**Written problem:**
Reproduce the mailing-list reply below about Travis and Azure pull request build results word for word, with nothing added or changed.

**Document text:**
Thanks for the clarification Robert.

Since the first step plan is to replace the travis PR runs, I checked all
PR builds from 2020-01-01 (PR#10735-11526) [1], and below is the result:

* Travis FAILURE: 298
* Travis SUCCESS: 649 (68.5%)
* Azure FAILURE: 420
* Azure SUCCESS: 571 (57.6%)

Since the patch for each run is equivalent for Travis and Azure, there
seems to be slightly higher failure rate (~10%) when running in Azure.

However, with the just-merged fix for uploading logs (FLINK-16480), I
believe the success rate of Azure could compete with Travis now (uploading
files contribute to 20% of the failures according to the report [2]).

So I'm +1 to disable travis runs according to the numbers.

Best Regards,
Yu

[1]
https://github.com/apache/flink/pulls?q=is%3Apr+created%3A%3E%3D2020-01-01
[2]
https://dev.azure.com/rmetzger/Flink/_pipeline/analytics/stageawareoutcome?definitionId=4

On Thu, 26 Mar 2020 at 03:28, Robert Metzger <rmetz...@apache.org> wrote:

> Thank you for your responses.
>
> @Yu Li: In the current master, the log upload always fails, if the e2e job
> failed. I just merged a PR that fixes this issue [1]. The problem was not
> really the network stability, rather a problem with the interaction of the
> jobs in the pipeline (the e2e job did not set the right variables for the
> log upload)
> Secondly, you are looking at the report of the "flink-ci.flink" pipeline,
> where pull requests are build. Naturally, pull request builds fail all the
> time, because the PRs are not yet perfect.

**Supplied data:**
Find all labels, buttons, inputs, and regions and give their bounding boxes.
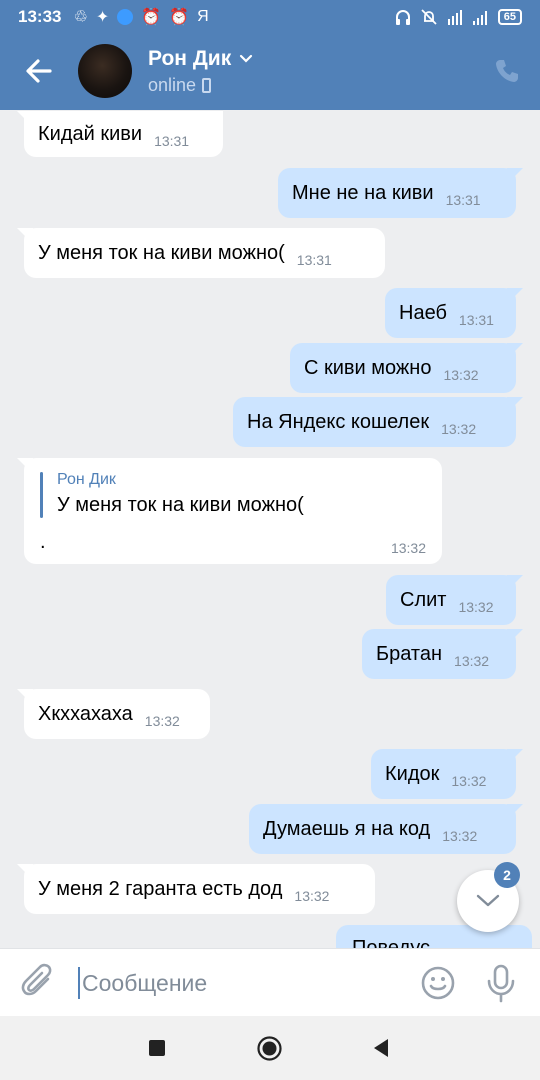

**Exercise answer:**
Thanks for the clarification Robert.

Since the first step plan is to replace the travis PR runs, I checked all
PR builds from 2020-01-01 (PR#10735-11526) [1], and below is the result:

* Travis FAILURE: 298
* Travis SUCCESS: 649 (68.5%)
* Azure FAILURE: 420
* Azure SUCCESS: 571 (57.6%)

Since the patch for each run is equivalent for Travis and Azure, there
seems to be slightly higher failure rate (~10%) when running in Azure.

However, with the just-merged fix for uploading logs (FLINK-16480), I
believe the success rate of Azure could compete with Travis now (uploading
files contribute to 20% of the failures according to the report [2]).

So I'm +1 to disable travis runs according to the numbers.

Best Regards,
Yu

[1]
https://github.com/apache/flink/pulls?q=is%3Apr+created%3A%3E%3D2020-01-01
[2]
https://dev.azure.com/rmetzger/Flink/_pipeline/analytics/stageawareoutcome?definitionId=4

On Thu, 26 Mar 2020 at 03:28, Robert Metzger <rmetz...@apache.org> wrote:

> Thank you for your responses.
>
> @Yu Li: In the current master, the log upload always fails, if the e2e job
> failed. I just merged a PR that fixes this issue [1]. The problem was not
> really the network stability, rather a problem with the interaction of the
> jobs in the pipeline (the e2e job did not set the right variables for the
> log upload)
> Secondly, you are looking at the report of the "flink-ci.flink" pipeline,
> where pull requests are build. Naturally, pull request builds fail all the
> time, because the PRs are not yet perfect.